- _THE EXERCISE_:
Print all entries precisely as they are written.

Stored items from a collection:
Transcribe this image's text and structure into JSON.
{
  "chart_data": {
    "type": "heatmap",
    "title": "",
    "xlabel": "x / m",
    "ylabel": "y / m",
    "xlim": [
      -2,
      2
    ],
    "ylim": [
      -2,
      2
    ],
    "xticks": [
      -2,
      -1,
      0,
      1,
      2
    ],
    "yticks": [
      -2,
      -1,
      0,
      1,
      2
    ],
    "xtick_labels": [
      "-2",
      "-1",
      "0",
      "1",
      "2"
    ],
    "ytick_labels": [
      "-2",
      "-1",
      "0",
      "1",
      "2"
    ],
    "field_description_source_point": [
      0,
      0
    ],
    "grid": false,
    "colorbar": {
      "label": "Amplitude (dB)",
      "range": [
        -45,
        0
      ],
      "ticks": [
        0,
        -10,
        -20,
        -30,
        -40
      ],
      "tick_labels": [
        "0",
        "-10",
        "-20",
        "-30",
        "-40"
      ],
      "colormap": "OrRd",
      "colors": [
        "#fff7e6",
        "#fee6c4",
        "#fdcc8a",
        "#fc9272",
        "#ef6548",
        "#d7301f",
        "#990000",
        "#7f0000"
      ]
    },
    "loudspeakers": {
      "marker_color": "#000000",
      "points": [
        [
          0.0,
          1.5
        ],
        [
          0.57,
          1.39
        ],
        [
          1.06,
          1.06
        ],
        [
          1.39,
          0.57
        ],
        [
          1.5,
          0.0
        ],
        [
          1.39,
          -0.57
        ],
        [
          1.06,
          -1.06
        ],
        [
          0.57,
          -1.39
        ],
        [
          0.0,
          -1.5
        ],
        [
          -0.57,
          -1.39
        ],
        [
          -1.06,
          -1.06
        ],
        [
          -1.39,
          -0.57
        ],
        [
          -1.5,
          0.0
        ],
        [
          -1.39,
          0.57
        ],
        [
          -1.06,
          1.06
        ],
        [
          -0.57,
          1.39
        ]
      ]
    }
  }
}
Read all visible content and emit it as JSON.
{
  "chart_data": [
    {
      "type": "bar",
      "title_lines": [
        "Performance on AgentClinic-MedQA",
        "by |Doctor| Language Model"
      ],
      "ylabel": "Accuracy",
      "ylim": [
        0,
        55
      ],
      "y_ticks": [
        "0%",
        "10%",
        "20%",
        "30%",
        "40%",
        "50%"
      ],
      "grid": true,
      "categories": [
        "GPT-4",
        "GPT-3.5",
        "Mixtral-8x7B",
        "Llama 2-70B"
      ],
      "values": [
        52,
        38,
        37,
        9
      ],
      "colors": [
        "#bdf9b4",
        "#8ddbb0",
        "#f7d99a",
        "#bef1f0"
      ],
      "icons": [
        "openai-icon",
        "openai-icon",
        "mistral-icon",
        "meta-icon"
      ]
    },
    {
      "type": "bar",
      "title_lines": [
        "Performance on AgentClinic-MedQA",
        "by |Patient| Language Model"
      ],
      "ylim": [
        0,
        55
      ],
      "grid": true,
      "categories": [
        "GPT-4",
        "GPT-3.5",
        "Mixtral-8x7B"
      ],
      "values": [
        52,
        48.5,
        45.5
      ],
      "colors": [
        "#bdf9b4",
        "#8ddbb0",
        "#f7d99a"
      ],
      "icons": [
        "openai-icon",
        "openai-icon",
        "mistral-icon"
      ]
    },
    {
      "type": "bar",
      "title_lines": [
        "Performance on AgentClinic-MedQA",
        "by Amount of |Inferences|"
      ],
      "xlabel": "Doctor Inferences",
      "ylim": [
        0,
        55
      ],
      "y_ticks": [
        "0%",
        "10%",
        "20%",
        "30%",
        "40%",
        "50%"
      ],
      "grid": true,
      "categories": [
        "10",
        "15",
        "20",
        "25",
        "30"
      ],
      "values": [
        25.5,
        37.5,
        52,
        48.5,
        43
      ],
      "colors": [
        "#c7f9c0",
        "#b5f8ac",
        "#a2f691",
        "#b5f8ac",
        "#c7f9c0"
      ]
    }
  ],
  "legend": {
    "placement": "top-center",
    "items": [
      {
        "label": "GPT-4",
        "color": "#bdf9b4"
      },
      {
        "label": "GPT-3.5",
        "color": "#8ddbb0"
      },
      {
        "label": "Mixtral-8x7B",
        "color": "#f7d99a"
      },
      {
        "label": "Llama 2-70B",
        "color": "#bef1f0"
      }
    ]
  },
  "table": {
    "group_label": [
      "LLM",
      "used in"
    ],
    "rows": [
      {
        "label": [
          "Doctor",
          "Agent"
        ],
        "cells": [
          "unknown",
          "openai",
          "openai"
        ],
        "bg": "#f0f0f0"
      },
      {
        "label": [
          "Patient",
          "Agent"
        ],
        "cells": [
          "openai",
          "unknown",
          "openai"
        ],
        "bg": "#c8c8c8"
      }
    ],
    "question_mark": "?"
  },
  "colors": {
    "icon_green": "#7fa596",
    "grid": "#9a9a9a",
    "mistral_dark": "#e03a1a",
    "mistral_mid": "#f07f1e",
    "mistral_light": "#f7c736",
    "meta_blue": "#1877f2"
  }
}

- _EXPECTED ANSWER_:
Transcribe this image's text and structure into JSON.
{
  "chart_data": {
    "type": "heatmap",
    "title": "",
    "xlabel": "x / m",
    "ylabel": "y / m",
    "xlim": [
      -2,
      2
    ],
    "ylim": [
      -2,
      2
    ],
    "xticks": [
      -2,
      -1,
      0,
      1,
      2
    ],
    "yticks": [
      -2,
      -1,
      0,
      1,
      2
    ],
    "xtick_labels": [
      "-2",
      "-1",
      "0",
      "1",
      "2"
    ],
    "ytick_labels": [
      "-2",
      "-1",
      "0",
      "1",
      "2"
    ],
    "field_description_source_point": [
      0,
      0
    ],
    "grid": false,
    "colorbar": {
      "label": "Amplitude (dB)",
      "range": [
        -45,
        0
      ],
      "ticks": [
        0,
        -10,
        -20,
        -30,
        -40
      ],
      "tick_labels": [
        "0",
        "-10",
        "-20",
        "-30",
        "-40"
      ],
      "colormap": "OrRd",
      "colors": [
        "#fff7e6",
        "#fee6c4",
        "#fdcc8a",
        "#fc9272",
        "#ef6548",
        "#d7301f",
        "#990000",
        "#7f0000"
      ]
    },
    "loudspeakers": {
      "marker_color": "#000000",
      "points": [
        [
          0.0,
          1.5
        ],
        [
          0.57,
          1.39
        ],
        [
          1.06,
          1.06
        ],
        [
          1.39,
          0.57
        ],
        [
          1.5,
          0.0
        ],
        [
          1.39,
          -0.57
        ],
        [
          1.06,
          -1.06
        ],
        [
          0.57,
          -1.39
        ],
        [
          0.0,
          -1.5
        ],
        [
          -0.57,
          -1.39
        ],
        [
          -1.06,
          -1.06
        ],
        [
          -1.39,
          -0.57
        ],
        [
          -1.5,
          0.0
        ],
        [
          -1.39,
          0.57
        ],
        [
          -1.06,
          1.06
        ],
        [
          -0.57,
          1.39
        ]
      ]
    }
  }
}
Read all visible content and emit it as JSON.
{
  "chart_data": [
    {
      "type": "bar",
      "title_lines": [
        "Performance on AgentClinic-MedQA",
        "by |Doctor| Language Model"
      ],
      "ylabel": "Accuracy",
      "ylim": [
        0,
        55
      ],
      "y_ticks": [
        "0%",
        "10%",
        "20%",
        "30%",
        "40%",
        "50%"
      ],
      "grid": true,
      "categories": [
        "GPT-4",
        "GPT-3.5",
        "Mixtral-8x7B",
        "Llama 2-70B"
      ],
      "values": [
        52,
        38,
        37,
        9
      ],
      "colors": [
        "#bdf9b4",
        "#8ddbb0",
        "#f7d99a",
        "#bef1f0"
      ],
      "icons": [
        "openai-icon",
        "openai-icon",
        "mistral-icon",
        "meta-icon"
      ]
    },
    {
      "type": "bar",
      "title_lines": [
        "Performance on AgentClinic-MedQA",
        "by |Patient| Language Model"
      ],
      "ylim": [
        0,
        55
      ],
      "grid": true,
      "categories": [
        "GPT-4",
        "GPT-3.5",
        "Mixtral-8x7B"
      ],
      "values": [
        52,
        48.5,
        45.5
      ],
      "colors": [
        "#bdf9b4",
        "#8ddbb0",
        "#f7d99a"
      ],
      "icons": [
        "openai-icon",
        "openai-icon",
        "mistral-icon"
      ]
    },
    {
      "type": "bar",
      "title_lines": [
        "Performance on AgentClinic-MedQA",
        "by Amount of |Inferences|"
      ],
      "xlabel": "Doctor Inferences",
      "ylim": [
        0,
        55
      ],
      "y_ticks": [
        "0%",
        "10%",
        "20%",
        "30%",
        "40%",
        "50%"
      ],
      "grid": true,
      "categories": [
        "10",
        "15",
        "20",
        "25",
        "30"
      ],
      "values": [
        25.5,
        37.5,
        52,
        48.5,
        43
      ],
      "colors": [
        "#c7f9c0",
        "#b5f8ac",
        "#a2f691",
        "#b5f8ac",
        "#c7f9c0"
      ]
    }
  ],
  "legend": {
    "placement": "top-center",
    "items": [
      {
        "label": "GPT-4",
        "color": "#bdf9b4"
      },
      {
        "label": "GPT-3.5",
        "color": "#8ddbb0"
      },
      {
        "label": "Mixtral-8x7B",
        "color": "#f7d99a"
      },
      {
        "label": "Llama 2-70B",
        "color": "#bef1f0"
      }
    ]
  },
  "table": {
    "group_label": [
      "LLM",
      "used in"
    ],
    "rows": [
      {
        "label": [
          "Doctor",
          "Agent"
        ],
        "cells": [
          "unknown",
          "openai",
          "openai"
        ],
        "bg": "#f0f0f0"
      },
      {
        "label": [
          "Patient",
          "Agent"
        ],
        "cells": [
          "openai",
          "unknown",
          "openai"
        ],
        "bg": "#c8c8c8"
      }
    ],
    "question_mark": "?"
  },
  "colors": {
    "icon_green": "#7fa596",
    "grid": "#9a9a9a",
    "mistral_dark": "#e03a1a",
    "mistral_mid": "#f07f1e",
    "mistral_light": "#f7c736",
    "meta_blue": "#1877f2"
  }
}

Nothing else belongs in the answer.